▶ _Objective_
Write out all of the lines below, exactly and completely.

▶ _Records for the task_
--- START ---

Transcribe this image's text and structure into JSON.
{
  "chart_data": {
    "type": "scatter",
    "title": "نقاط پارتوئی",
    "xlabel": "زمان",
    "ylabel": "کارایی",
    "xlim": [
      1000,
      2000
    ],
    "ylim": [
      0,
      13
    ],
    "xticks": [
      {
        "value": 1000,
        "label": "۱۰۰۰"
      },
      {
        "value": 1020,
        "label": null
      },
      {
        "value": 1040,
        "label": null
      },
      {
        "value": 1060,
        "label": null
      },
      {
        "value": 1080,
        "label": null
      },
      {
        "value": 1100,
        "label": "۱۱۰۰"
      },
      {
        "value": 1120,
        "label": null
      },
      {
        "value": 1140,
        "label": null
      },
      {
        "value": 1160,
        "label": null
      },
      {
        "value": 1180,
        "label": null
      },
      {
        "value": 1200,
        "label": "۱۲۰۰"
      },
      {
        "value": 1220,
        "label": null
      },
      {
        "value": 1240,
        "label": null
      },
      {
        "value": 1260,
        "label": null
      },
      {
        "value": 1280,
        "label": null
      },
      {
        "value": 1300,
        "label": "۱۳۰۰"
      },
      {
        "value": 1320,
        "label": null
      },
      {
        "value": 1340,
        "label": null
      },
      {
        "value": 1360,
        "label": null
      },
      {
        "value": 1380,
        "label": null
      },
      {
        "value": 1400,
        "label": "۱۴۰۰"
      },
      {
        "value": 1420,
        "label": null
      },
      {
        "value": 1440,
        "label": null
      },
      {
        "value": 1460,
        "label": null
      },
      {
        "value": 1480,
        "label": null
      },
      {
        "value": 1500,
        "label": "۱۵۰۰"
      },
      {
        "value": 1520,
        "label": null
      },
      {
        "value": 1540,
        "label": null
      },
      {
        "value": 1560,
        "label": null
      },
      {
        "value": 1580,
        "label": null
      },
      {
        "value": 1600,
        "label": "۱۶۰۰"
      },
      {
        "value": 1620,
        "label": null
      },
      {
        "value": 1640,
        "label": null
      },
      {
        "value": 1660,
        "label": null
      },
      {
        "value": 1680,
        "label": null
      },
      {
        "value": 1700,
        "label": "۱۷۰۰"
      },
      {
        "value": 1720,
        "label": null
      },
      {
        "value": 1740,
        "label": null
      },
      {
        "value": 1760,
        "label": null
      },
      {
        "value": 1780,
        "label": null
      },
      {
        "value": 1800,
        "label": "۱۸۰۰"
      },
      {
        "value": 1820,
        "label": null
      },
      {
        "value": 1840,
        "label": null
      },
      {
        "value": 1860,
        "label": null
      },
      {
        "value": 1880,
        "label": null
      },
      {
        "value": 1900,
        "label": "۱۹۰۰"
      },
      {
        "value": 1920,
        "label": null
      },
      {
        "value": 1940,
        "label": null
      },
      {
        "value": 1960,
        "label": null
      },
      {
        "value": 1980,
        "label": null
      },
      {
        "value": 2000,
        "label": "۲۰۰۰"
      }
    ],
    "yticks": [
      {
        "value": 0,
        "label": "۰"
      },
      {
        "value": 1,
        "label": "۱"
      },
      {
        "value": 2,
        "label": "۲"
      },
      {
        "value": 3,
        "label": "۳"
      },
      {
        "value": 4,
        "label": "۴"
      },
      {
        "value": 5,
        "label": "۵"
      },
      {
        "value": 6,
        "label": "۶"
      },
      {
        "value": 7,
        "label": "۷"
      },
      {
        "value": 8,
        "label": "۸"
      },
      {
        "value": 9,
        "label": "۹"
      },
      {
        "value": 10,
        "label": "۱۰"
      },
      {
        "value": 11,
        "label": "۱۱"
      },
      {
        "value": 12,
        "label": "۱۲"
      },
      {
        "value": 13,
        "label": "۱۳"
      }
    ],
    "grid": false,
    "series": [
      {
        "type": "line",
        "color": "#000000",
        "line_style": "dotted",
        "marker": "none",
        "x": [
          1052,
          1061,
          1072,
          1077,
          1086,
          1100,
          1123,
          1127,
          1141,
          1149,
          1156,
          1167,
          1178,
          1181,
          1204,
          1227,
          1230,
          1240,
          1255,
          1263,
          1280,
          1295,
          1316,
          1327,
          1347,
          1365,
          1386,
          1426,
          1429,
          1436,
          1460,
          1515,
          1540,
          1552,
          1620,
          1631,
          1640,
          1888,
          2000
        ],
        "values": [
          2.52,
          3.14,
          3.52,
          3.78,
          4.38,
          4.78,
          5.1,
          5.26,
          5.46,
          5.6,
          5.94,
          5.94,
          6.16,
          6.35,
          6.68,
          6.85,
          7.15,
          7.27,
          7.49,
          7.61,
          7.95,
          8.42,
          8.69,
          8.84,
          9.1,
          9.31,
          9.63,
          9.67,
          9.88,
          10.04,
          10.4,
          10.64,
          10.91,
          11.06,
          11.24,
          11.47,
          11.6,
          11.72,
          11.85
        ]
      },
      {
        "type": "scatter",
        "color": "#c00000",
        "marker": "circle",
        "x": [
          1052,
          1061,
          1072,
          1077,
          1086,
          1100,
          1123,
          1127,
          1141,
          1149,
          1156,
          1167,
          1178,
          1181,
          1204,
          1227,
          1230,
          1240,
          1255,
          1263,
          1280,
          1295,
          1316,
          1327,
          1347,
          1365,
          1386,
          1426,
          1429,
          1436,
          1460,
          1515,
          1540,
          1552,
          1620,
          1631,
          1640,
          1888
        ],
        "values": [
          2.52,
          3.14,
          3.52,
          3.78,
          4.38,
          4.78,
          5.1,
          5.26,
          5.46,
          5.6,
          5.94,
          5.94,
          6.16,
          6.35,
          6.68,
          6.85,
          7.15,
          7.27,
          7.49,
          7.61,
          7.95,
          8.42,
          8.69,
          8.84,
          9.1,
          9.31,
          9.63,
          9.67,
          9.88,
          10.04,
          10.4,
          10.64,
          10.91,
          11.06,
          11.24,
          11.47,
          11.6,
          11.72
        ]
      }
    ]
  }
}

--- END ---

▶ _Completed exercise_
Transcribe this image's text and structure into JSON.
{
  "chart_data": {
    "type": "scatter",
    "title": "نقاط پارتوئی",
    "xlabel": "زمان",
    "ylabel": "کارایی",
    "xlim": [
      1000,
      2000
    ],
    "ylim": [
      0,
      13
    ],
    "xticks": [
      {
        "value": 1000,
        "label": "۱۰۰۰"
      },
      {
        "value": 1020,
        "label": null
      },
      {
        "value": 1040,
        "label": null
      },
      {
        "value": 1060,
        "label": null
      },
      {
        "value": 1080,
        "label": null
      },
      {
        "value": 1100,
        "label": "۱۱۰۰"
      },
      {
        "value": 1120,
        "label": null
      },
      {
        "value": 1140,
        "label": null
      },
      {
        "value": 1160,
        "label": null
      },
      {
        "value": 1180,
        "label": null
      },
      {
        "value": 1200,
        "label": "۱۲۰۰"
      },
      {
        "value": 1220,
        "label": null
      },
      {
        "value": 1240,
        "label": null
      },
      {
        "value": 1260,
        "label": null
      },
      {
        "value": 1280,
        "label": null
      },
      {
        "value": 1300,
        "label": "۱۳۰۰"
      },
      {
        "value": 1320,
        "label": null
      },
      {
        "value": 1340,
        "label": null
      },
      {
        "value": 1360,
        "label": null
      },
      {
        "value": 1380,
        "label": null
      },
      {
        "value": 1400,
        "label": "۱۴۰۰"
      },
      {
        "value": 1420,
        "label": null
      },
      {
        "value": 1440,
        "label": null
      },
      {
        "value": 1460,
        "label": null
      },
      {
        "value": 1480,
        "label": null
      },
      {
        "value": 1500,
        "label": "۱۵۰۰"
      },
      {
        "value": 1520,
        "label": null
      },
      {
        "value": 1540,
        "label": null
      },
      {
        "value": 1560,
        "label": null
      },
      {
        "value": 1580,
        "label": null
      },
      {
        "value": 1600,
        "label": "۱۶۰۰"
      },
      {
        "value": 1620,
        "label": null
      },
      {
        "value": 1640,
        "label": null
      },
      {
        "value": 1660,
        "label": null
      },
      {
        "value": 1680,
        "label": null
      },
      {
        "value": 1700,
        "label": "۱۷۰۰"
      },
      {
        "value": 1720,
        "label": null
      },
      {
        "value": 1740,
        "label": null
      },
      {
        "value": 1760,
        "label": null
      },
      {
        "value": 1780,
        "label": null
      },
      {
        "value": 1800,
        "label": "۱۸۰۰"
      },
      {
        "value": 1820,
        "label": null
      },
      {
        "value": 1840,
        "label": null
      },
      {
        "value": 1860,
        "label": null
      },
      {
        "value": 1880,
        "label": null
      },
      {
        "value": 1900,
        "label": "۱۹۰۰"
      },
      {
        "value": 1920,
        "label": null
      },
      {
        "value": 1940,
        "label": null
      },
      {
        "value": 1960,
        "label": null
      },
      {
        "value": 1980,
        "label": null
      },
      {
        "value": 2000,
        "label": "۲۰۰۰"
      }
    ],
    "yticks": [
      {
        "value": 0,
        "label": "۰"
      },
      {
        "value": 1,
        "label": "۱"
      },
      {
        "value": 2,
        "label": "۲"
      },
      {
        "value": 3,
        "label": "۳"
      },
      {
        "value": 4,
        "label": "۴"
      },
      {
        "value": 5,
        "label": "۵"
      },
      {
        "value": 6,
        "label": "۶"
      },
      {
        "value": 7,
        "label": "۷"
      },
      {
        "value": 8,
        "label": "۸"
      },
      {
        "value": 9,
        "label": "۹"
      },
      {
        "value": 10,
        "label": "۱۰"
      },
      {
        "value": 11,
        "label": "۱۱"
      },
      {
        "value": 12,
        "label": "۱۲"
      },
      {
        "value": 13,
        "label": "۱۳"
      }
    ],
    "grid": false,
    "series": [
      {
        "type": "line",
        "color": "#000000",
        "line_style": "dotted",
        "marker": "none",
        "x": [
          1052,
          1061,
          1072,
          1077,
          1086,
          1100,
          1123,
          1127,
          1141,
          1149,
          1156,
          1167,
          1178,
          1181,
          1204,
          1227,
          1230,
          1240,
          1255,
          1263,
          1280,
          1295,
          1316,
          1327,
          1347,
          1365,
          1386,
          1426,
          1429,
          1436,
          1460,
          1515,
          1540,
          1552,
          1620,
          1631,
          1640,
          1888,
          2000
        ],
        "values": [
          2.52,
          3.14,
          3.52,
          3.78,
          4.38,
          4.78,
          5.1,
          5.26,
          5.46,
          5.6,
          5.94,
          5.94,
          6.16,
          6.35,
          6.68,
          6.85,
          7.15,
          7.27,
          7.49,
          7.61,
          7.95,
          8.42,
          8.69,
          8.84,
          9.1,
          9.31,
          9.63,
          9.67,
          9.88,
          10.04,
          10.4,
          10.64,
          10.91,
          11.06,
          11.24,
          11.47,
          11.6,
          11.72,
          11.85
        ]
      },
      {
        "type": "scatter",
        "color": "#c00000",
        "marker": "circle",
        "x": [
          1052,
          1061,
          1072,
          1077,
          1086,
          1100,
          1123,
          1127,
          1141,
          1149,
          1156,
          1167,
          1178,
          1181,
          1204,
          1227,
          1230,
          1240,
          1255,
          1263,
          1280,
          1295,
          1316,
          1327,
          1347,
          1365,
          1386,
          1426,
          1429,
          1436,
          1460,
          1515,
          1540,
          1552,
          1620,
          1631,
          1640,
          1888
        ],
        "values": [
          2.52,
          3.14,
          3.52,
          3.78,
          4.38,
          4.78,
          5.1,
          5.26,
          5.46,
          5.6,
          5.94,
          5.94,
          6.16,
          6.35,
          6.68,
          6.85,
          7.15,
          7.27,
          7.49,
          7.61,
          7.95,
          8.42,
          8.69,
          8.84,
          9.1,
          9.31,
          9.63,
          9.67,
          9.88,
          10.04,
          10.4,
          10.64,
          10.91,
          11.06,
          11.24,
          11.47,
          11.6,
          11.72
        ]
      }
    ]
  }
}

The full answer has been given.